-------- ENTRIES

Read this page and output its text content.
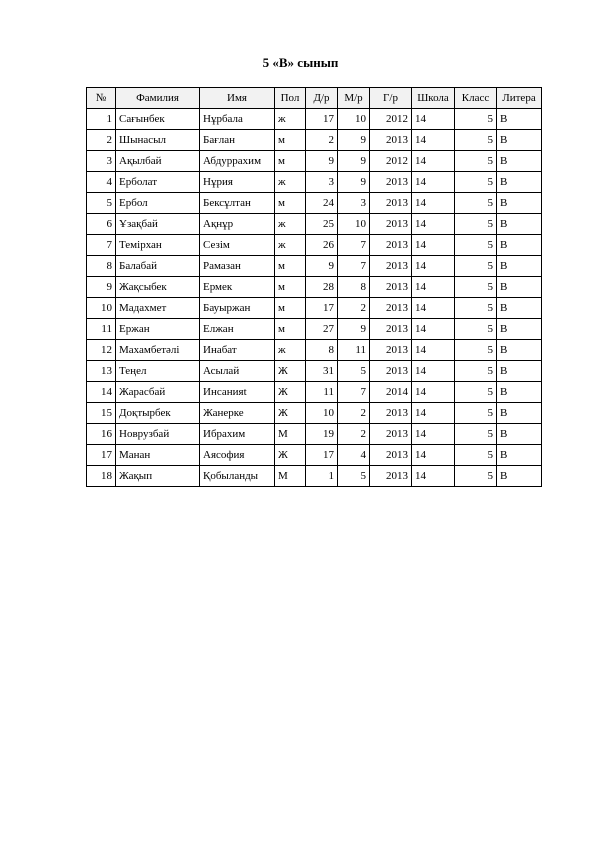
5 «В» сынып
№	Фамилия	Имя	Пол	Д/р	М/р	Г/р	Школа	Класс	Литера
1	Сағынбек	Нұрбала	ж	17	10	2012	14	5	В
2	Шынасыл	Бағлан	м	2	9	2013	14	5	В
3	Ақылбай	Абдуррахим	м	9	9	2012	14	5	В
4	Ерболат	Нұрия	ж	3	9	2013	14	5	В
5	Ербол	Бексұлтан	м	24	3	2013	14	5	В
6	Ұзақбай	Ақнұр	ж	25	10	2013	14	5	В
7	Темірхан	Сезім	ж	26	7	2013	14	5	В
8	Балабай	Рамазан	м	9	7	2013	14	5	В
9	Жақсыбек	Ермек	м	28	8	2013	14	5	В
10	Мадахмет	Бауыржан	м	17	2	2013	14	5	В
11	Ержан	Елжан	м	27	9	2013	14	5	В
12	Махамбетәлі	Инабат	ж	8	11	2013	14	5	В
13	Теңел	Асылай	Ж	31	5	2013	14	5	В
14	Жарасбай	Инсанияt	Ж	11	7	2014	14	5	В
15	Доқтырбек	Жанерке	Ж	10	2	2013	14	5	В
16	Новрузбай	Ибрахим	М	19	2	2013	14	5	В
17	Манан	Аясофия	Ж	17	4	2013	14	5	В
18	Жақып	Қобыланды	М	1	5	2013	14	5	В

----------------

GIVEN REQUEST ->
Repeat the records above exactly, leaving out the pictures.

CORRECT RESPONSE ->
Read this page and output its text content.
5 «В» сынып
№	Фамилия	Имя	Пол	Д/р	М/р	Г/р	Школа	Класс	Литера
1	Сағынбек	Нұрбала	ж	17	10	2012	14	5	В
2	Шынасыл	Бағлан	м	2	9	2013	14	5	В
3	Ақылбай	Абдуррахим	м	9	9	2012	14	5	В
4	Ерболат	Нұрия	ж	3	9	2013	14	5	В
5	Ербол	Бексұлтан	м	24	3	2013	14	5	В
6	Ұзақбай	Ақнұр	ж	25	10	2013	14	5	В
7	Темірхан	Сезім	ж	26	7	2013	14	5	В
8	Балабай	Рамазан	м	9	7	2013	14	5	В
9	Жақсыбек	Ермек	м	28	8	2013	14	5	В
10	Мадахмет	Бауыржан	м	17	2	2013	14	5	В
11	Ержан	Елжан	м	27	9	2013	14	5	В
12	Махамбетәлі	Инабат	ж	8	11	2013	14	5	В
13	Теңел	Асылай	Ж	31	5	2013	14	5	В
14	Жарасбай	Инсанияt	Ж	11	7	2014	14	5	В
15	Доқтырбек	Жанерке	Ж	10	2	2013	14	5	В
16	Новрузбай	Ибрахим	М	19	2	2013	14	5	В
17	Манан	Аясофия	Ж	17	4	2013	14	5	В
18	Жақып	Қобыланды	М	1	5	2013	14	5	В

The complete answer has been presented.